Problem details – Repeat all of the data precisely.

Information provided –
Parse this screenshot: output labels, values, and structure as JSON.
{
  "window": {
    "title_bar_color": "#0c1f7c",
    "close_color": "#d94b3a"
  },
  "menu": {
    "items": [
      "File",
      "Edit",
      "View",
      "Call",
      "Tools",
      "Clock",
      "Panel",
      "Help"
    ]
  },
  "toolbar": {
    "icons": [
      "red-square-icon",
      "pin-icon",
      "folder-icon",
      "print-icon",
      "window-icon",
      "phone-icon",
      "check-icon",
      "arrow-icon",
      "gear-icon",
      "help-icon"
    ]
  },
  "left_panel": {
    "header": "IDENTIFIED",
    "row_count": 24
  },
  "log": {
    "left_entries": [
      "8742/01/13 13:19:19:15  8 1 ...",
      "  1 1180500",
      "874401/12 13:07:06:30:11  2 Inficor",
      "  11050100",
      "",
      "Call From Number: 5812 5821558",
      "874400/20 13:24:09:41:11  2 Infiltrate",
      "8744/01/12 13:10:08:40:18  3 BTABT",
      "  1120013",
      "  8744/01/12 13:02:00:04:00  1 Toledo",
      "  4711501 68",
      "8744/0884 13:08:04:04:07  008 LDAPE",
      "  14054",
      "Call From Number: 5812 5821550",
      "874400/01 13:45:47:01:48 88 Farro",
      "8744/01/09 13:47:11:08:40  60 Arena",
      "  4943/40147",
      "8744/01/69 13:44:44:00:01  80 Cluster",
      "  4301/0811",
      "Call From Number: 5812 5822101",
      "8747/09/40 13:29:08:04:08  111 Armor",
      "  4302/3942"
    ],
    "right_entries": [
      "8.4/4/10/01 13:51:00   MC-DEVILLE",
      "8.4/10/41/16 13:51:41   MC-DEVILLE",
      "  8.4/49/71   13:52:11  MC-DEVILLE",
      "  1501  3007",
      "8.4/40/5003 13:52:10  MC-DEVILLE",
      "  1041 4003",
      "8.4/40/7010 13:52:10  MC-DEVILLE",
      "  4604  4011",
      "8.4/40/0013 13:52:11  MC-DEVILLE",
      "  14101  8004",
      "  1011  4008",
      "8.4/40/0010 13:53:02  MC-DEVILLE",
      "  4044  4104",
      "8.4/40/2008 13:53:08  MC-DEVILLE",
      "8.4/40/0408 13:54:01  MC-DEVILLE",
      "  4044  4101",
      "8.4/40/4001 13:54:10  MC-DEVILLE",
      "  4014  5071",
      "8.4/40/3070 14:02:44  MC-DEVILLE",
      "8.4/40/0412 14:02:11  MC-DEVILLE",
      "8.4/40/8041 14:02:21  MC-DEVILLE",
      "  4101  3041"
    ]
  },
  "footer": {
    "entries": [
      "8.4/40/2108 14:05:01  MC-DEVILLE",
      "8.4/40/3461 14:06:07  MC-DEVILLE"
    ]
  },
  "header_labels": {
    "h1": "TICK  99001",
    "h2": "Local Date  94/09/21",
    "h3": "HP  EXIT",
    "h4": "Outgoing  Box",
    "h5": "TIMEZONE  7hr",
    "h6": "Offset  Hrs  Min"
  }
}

Correct output –
Parse this screenshot: output labels, values, and structure as JSON.
{
  "window": {
    "title_bar_color": "#0c1f7c",
    "close_color": "#d94b3a"
  },
  "menu": {
    "items": [
      "File",
      "Edit",
      "View",
      "Call",
      "Tools",
      "Clock",
      "Panel",
      "Help"
    ]
  },
  "toolbar": {
    "icons": [
      "red-square-icon",
      "pin-icon",
      "folder-icon",
      "print-icon",
      "window-icon",
      "phone-icon",
      "check-icon",
      "arrow-icon",
      "gear-icon",
      "help-icon"
    ]
  },
  "left_panel": {
    "header": "IDENTIFIED",
    "row_count": 24
  },
  "log": {
    "left_entries": [
      "8742/01/13 13:19:19:15  8 1 ...",
      "  1 1180500",
      "874401/12 13:07:06:30:11  2 Inficor",
      "  11050100",
      "",
      "Call From Number: 5812 5821558",
      "874400/20 13:24:09:41:11  2 Infiltrate",
      "8744/01/12 13:10:08:40:18  3 BTABT",
      "  1120013",
      "  8744/01/12 13:02:00:04:00  1 Toledo",
      "  4711501 68",
      "8744/0884 13:08:04:04:07  008 LDAPE",
      "  14054",
      "Call From Number: 5812 5821550",
      "874400/01 13:45:47:01:48 88 Farro",
      "8744/01/09 13:47:11:08:40  60 Arena",
      "  4943/40147",
      "8744/01/69 13:44:44:00:01  80 Cluster",
      "  4301/0811",
      "Call From Number: 5812 5822101",
      "8747/09/40 13:29:08:04:08  111 Armor",
      "  4302/3942"
    ],
    "right_entries": [
      "8.4/4/10/01 13:51:00   MC-DEVILLE",
      "8.4/10/41/16 13:51:41   MC-DEVILLE",
      "  8.4/49/71   13:52:11  MC-DEVILLE",
      "  1501  3007",
      "8.4/40/5003 13:52:10  MC-DEVILLE",
      "  1041 4003",
      "8.4/40/7010 13:52:10  MC-DEVILLE",
      "  4604  4011",
      "8.4/40/0013 13:52:11  MC-DEVILLE",
      "  14101  8004",
      "  1011  4008",
      "8.4/40/0010 13:53:02  MC-DEVILLE",
      "  4044  4104",
      "8.4/40/2008 13:53:08  MC-DEVILLE",
      "8.4/40/0408 13:54:01  MC-DEVILLE",
      "  4044  4101",
      "8.4/40/4001 13:54:10  MC-DEVILLE",
      "  4014  5071",
      "8.4/40/3070 14:02:44  MC-DEVILLE",
      "8.4/40/0412 14:02:11  MC-DEVILLE",
      "8.4/40/8041 14:02:21  MC-DEVILLE",
      "  4101  3041"
    ]
  },
  "footer": {
    "entries": [
      "8.4/40/2108 14:05:01  MC-DEVILLE",
      "8.4/40/3461 14:06:07  MC-DEVILLE"
    ]
  },
  "header_labels": {
    "h1": "TICK  99001",
    "h2": "Local Date  94/09/21",
    "h3": "HP  EXIT",
    "h4": "Outgoing  Box",
    "h5": "TIMEZONE  7hr",
    "h6": "Offset  Hrs  Min"
  }
}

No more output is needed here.